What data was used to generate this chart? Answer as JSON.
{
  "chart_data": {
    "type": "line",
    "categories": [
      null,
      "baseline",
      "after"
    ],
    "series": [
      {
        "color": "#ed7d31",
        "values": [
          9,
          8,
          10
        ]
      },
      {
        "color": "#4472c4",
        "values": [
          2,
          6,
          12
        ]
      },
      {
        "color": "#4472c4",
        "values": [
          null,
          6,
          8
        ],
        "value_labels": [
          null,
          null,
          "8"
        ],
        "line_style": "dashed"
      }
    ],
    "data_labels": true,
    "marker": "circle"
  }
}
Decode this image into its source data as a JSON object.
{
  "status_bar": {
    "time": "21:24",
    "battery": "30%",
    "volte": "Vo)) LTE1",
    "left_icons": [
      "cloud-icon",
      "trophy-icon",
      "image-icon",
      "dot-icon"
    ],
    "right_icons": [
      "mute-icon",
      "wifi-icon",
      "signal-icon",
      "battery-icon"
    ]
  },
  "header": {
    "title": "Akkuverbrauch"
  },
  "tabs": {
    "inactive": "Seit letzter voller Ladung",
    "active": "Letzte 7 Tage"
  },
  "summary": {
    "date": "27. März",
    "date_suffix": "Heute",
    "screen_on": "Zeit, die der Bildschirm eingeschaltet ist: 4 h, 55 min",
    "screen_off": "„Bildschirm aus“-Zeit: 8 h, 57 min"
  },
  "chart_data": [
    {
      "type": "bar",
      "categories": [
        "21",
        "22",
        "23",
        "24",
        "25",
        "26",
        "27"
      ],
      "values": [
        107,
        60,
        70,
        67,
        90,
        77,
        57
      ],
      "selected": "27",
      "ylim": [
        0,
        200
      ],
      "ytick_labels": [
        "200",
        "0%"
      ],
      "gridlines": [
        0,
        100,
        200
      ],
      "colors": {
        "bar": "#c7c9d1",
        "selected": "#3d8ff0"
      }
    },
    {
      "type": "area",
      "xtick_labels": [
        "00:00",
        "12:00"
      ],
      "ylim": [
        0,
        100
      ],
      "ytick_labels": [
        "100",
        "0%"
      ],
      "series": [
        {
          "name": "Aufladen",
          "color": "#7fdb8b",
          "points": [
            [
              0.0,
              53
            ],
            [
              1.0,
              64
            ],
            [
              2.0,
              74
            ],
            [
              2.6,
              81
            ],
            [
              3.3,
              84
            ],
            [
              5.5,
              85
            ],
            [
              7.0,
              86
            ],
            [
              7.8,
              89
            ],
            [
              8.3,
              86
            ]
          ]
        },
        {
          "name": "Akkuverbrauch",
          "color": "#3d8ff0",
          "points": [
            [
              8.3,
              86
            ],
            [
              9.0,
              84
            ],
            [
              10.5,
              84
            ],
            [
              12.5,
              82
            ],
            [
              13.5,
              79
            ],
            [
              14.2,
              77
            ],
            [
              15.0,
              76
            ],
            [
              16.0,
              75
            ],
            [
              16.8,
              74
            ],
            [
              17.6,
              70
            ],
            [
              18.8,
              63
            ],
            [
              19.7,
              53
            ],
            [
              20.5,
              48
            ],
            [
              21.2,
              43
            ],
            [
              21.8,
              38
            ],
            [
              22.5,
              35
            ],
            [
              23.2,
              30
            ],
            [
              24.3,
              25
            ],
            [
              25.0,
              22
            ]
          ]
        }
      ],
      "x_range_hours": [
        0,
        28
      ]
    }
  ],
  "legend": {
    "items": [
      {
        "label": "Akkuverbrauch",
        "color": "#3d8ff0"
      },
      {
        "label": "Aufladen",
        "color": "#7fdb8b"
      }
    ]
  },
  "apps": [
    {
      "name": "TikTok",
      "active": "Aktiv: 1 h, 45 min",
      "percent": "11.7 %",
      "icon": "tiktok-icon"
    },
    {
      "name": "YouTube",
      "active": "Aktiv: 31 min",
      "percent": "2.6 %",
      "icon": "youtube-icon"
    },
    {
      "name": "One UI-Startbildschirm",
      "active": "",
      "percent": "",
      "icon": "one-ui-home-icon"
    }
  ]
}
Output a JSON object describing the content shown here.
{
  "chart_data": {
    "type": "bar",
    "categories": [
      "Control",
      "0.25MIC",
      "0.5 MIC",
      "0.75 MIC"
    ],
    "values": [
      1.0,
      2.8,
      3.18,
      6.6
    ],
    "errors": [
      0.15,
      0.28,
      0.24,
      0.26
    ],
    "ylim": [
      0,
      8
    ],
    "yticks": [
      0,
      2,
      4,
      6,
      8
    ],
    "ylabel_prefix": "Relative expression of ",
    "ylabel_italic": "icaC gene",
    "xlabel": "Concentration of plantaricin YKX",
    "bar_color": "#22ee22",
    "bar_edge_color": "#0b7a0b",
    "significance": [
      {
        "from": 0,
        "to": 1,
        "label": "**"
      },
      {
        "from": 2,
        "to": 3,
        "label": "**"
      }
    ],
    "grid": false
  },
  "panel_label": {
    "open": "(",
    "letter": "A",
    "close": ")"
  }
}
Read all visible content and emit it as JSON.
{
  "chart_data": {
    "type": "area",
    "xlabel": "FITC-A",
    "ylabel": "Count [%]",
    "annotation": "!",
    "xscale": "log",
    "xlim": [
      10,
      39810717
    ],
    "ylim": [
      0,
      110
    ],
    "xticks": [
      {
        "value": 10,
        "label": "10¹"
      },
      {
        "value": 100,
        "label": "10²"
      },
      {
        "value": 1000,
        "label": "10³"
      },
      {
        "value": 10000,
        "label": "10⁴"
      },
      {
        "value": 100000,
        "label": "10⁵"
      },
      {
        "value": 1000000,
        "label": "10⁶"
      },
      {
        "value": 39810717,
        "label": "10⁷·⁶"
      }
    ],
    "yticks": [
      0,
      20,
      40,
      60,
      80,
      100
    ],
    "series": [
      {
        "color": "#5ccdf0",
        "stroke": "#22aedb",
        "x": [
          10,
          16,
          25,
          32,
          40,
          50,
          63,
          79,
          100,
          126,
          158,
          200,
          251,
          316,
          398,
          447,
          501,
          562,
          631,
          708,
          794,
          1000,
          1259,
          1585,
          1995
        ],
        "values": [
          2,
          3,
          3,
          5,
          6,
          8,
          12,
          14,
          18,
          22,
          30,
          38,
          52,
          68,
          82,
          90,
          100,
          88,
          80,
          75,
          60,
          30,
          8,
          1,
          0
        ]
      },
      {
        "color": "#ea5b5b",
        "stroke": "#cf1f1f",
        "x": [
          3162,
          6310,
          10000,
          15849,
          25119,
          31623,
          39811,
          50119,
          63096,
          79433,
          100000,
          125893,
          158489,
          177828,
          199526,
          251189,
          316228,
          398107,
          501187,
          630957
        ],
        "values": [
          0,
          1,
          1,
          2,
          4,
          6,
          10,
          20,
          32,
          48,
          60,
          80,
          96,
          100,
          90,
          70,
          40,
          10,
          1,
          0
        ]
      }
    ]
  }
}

********************

**TASK TO COMPLETE:** Give only the number of lines in the material above that hold the word "Aktiv".

**IN RESPONSE:** 2